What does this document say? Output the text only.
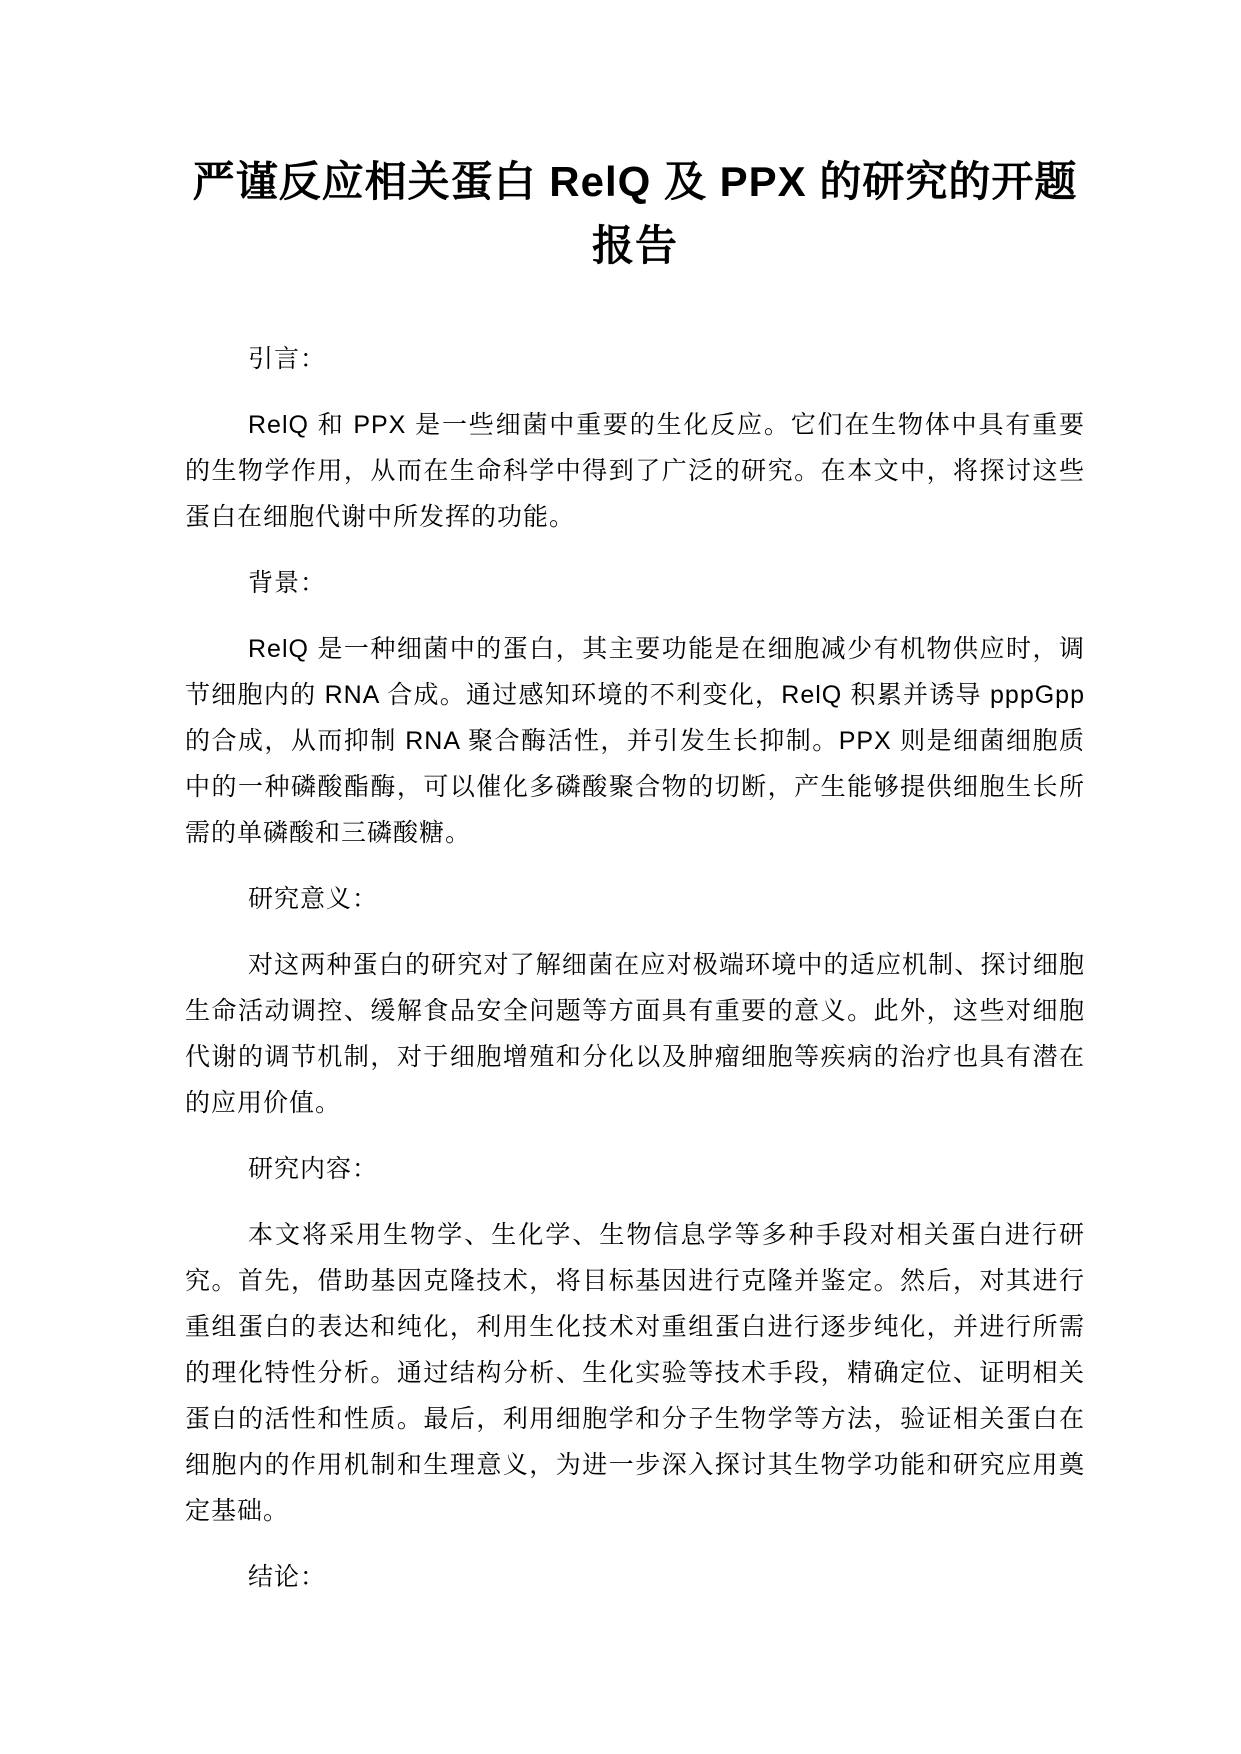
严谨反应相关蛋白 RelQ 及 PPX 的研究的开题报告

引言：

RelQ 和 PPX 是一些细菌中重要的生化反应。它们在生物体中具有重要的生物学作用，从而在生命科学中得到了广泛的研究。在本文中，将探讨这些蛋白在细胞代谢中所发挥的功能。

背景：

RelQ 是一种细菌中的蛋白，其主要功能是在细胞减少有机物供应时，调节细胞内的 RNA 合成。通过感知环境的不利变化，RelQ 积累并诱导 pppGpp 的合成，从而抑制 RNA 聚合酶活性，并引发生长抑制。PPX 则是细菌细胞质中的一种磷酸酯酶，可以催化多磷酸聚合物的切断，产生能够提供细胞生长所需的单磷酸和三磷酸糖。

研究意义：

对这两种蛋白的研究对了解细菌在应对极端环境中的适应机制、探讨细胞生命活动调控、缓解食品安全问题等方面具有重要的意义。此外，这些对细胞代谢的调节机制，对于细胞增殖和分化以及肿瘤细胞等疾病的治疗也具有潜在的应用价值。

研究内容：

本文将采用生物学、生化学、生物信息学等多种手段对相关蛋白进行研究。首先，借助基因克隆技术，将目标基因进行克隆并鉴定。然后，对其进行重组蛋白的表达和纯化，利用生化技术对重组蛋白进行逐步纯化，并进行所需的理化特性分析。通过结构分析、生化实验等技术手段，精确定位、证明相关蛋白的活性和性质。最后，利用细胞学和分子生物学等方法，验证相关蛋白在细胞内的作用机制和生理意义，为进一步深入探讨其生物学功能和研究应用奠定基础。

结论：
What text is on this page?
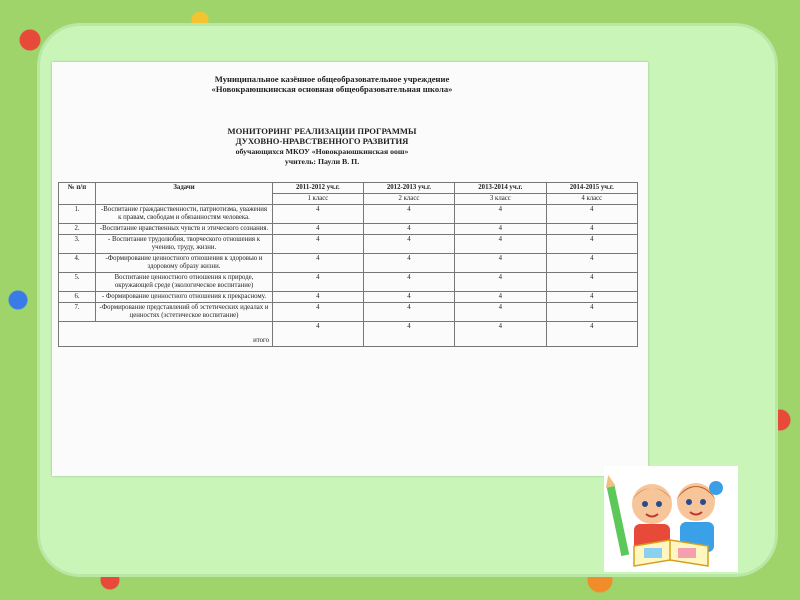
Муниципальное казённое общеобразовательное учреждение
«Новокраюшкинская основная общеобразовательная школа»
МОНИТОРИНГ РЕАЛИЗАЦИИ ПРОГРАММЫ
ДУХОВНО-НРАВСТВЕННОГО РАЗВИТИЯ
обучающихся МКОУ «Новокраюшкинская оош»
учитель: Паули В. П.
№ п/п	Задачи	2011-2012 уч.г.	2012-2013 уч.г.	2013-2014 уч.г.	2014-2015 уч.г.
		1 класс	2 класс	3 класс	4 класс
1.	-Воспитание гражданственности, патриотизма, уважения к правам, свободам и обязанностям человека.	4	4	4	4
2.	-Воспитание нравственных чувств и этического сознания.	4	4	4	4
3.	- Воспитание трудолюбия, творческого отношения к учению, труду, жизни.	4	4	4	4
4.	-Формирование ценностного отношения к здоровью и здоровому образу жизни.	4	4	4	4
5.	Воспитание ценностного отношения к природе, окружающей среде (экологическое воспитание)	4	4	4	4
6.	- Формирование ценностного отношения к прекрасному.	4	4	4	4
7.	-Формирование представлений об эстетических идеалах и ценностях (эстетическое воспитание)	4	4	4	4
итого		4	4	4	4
┄┄┄┄┄┄┄┄┄┄
[TASK DIRECTIONS] List all lines holding the string "RelQ".

[CORRECT RESULT]
严谨反应相关蛋白 RelQ 及 PPX 的研究的开题报告
RelQ 和 PPX 是一些细菌中重要的生化反应。它们在生物体中具有重要的生物学作用，从而在生命科学中得到了广泛的研究。在本文中，将探讨这些蛋白在细胞代谢中所发挥的功能。
RelQ 是一种细菌中的蛋白，其主要功能是在细胞减少有机物供应时，调节细胞内的 RNA 合成。通过感知环境的不利变化，RelQ 积累并诱导 pppGpp 的合成，从而抑制 RNA 聚合酶活性，并引发生长抑制。PPX 则是细菌细胞质中的一种磷酸酯酶，可以催化多磷酸聚合物的切断，产生能够提供细胞生长所需的单磷酸和三磷酸糖。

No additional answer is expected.